··· TRECHO DO TEXTO
Amarante cita também a inclusão pela arte como uma solução que tem obtido sucesso em vários lugares. Especialista em psiquiatria forense e membro da Associação Brasileira de Psiquiatria, o médico Talvane de Moraes afirma que o investimento em saúde mental no Brasil caiu muito de 1993 para 2011, com a redução de 120 mil leitos para cerca de 32 mil.

Ele defende que a internação só deva ser usada como último recurso e a partir de uma relação médico-paciente, nunca por ordem judicial. “A internação psiquiátrica é um ato médico. A Constituição de 1988 preconiza a prevalência da vida e da liberdade, então qualquer modalidade de internação só será indicada quando os recursos extra-hospitalares se mostrarem insuficientes. A internação deve ser usada sempre como exceção.”

 A psicóloga Luana Ruff, pesquisadora do Instituto de Psiquiatria da Universidade Federal do Rio de Janeiro (Ipub/UFRJ), lembra que o crack é uma droga de ação e dependência muito rápidas. “O crack é uma droga que causa devastação, muitos usuários se encontram em situação de rua e as pessoas têm dificuldade de procurar tratamento.”

Como caminhos para minimizar o problema, Luana aponta o trabalho em rede. “A abordagem clínica individualizada, com consulta médica, consulta psicológica, tratamento prioritariamente ambulatorial, equipe multidisciplinar e consultório na rua, para a criação de vínculo para, a partir daí, o usuário procurar a assistência”.

O professor da Escola de Serviço Social da UFRJ Eduardo Mourão Vasconcelos destaca que o crack chamou a atenção da sociedade porque, pela primeira vez, o uso da droga está chegando aos locais públicos no Rio de Janeiro. “A cidade reterritorializa a pobreza, mas houve mudanças nessa dinâmica.
······
SOLICITAÇÃO DE TAREFA:
Por favor, liste todos os componentes da abordagem clínica individualizada que Luana Ruff menciona no trecho sobre saúde mental e crack. Baseie-se somente no trecho sobre saúde mental e crack.
··· DADOS DISPONÍVEIS
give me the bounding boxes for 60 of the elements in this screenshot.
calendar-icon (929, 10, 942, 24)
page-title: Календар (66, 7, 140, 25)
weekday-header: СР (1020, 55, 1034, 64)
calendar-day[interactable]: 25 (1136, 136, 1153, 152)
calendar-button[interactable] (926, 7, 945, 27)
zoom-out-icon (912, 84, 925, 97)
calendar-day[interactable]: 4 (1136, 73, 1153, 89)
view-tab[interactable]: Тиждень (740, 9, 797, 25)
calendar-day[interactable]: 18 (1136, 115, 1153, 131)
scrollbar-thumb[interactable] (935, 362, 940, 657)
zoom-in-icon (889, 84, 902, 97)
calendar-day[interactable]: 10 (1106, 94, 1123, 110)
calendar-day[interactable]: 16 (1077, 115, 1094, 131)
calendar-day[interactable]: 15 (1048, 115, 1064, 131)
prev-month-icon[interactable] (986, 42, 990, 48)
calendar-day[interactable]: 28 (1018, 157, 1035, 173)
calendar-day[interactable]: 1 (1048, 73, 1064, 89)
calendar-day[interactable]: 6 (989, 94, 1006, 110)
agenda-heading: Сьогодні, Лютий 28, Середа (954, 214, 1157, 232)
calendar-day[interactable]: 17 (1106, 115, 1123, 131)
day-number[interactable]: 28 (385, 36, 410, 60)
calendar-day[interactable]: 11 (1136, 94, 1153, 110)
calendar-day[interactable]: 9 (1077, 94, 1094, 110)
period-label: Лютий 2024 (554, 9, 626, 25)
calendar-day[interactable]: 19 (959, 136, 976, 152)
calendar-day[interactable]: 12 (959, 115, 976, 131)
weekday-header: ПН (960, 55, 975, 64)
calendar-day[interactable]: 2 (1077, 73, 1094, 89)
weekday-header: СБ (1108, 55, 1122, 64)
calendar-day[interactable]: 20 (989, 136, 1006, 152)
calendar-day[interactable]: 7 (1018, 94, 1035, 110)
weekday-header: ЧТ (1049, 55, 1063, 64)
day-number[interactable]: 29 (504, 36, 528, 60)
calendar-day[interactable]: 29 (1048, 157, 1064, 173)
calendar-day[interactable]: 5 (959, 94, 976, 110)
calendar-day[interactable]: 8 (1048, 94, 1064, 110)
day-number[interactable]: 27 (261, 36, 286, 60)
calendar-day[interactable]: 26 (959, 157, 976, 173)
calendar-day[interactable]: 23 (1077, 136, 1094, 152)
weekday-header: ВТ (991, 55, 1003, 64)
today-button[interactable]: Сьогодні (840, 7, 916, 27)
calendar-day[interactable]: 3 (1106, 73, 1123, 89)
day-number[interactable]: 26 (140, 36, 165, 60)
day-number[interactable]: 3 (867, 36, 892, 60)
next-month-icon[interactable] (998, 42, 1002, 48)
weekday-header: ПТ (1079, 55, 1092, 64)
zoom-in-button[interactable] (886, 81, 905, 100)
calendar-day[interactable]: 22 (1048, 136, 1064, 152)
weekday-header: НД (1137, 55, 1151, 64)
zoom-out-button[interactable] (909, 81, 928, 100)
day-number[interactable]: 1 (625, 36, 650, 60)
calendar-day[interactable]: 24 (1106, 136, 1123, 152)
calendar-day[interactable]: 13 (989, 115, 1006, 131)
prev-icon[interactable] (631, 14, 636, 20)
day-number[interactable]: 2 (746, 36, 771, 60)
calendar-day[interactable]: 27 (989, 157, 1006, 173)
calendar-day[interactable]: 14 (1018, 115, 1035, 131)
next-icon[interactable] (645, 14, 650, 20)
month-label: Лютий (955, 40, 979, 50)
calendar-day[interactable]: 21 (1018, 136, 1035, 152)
······
RESPOSTA DO EXERCÍCIO:
- Consulta médica
- Consulta psicológica
- Tratamento prioritariamente ambulatorial
- Equipe multidisciplinar
- Consultório na rua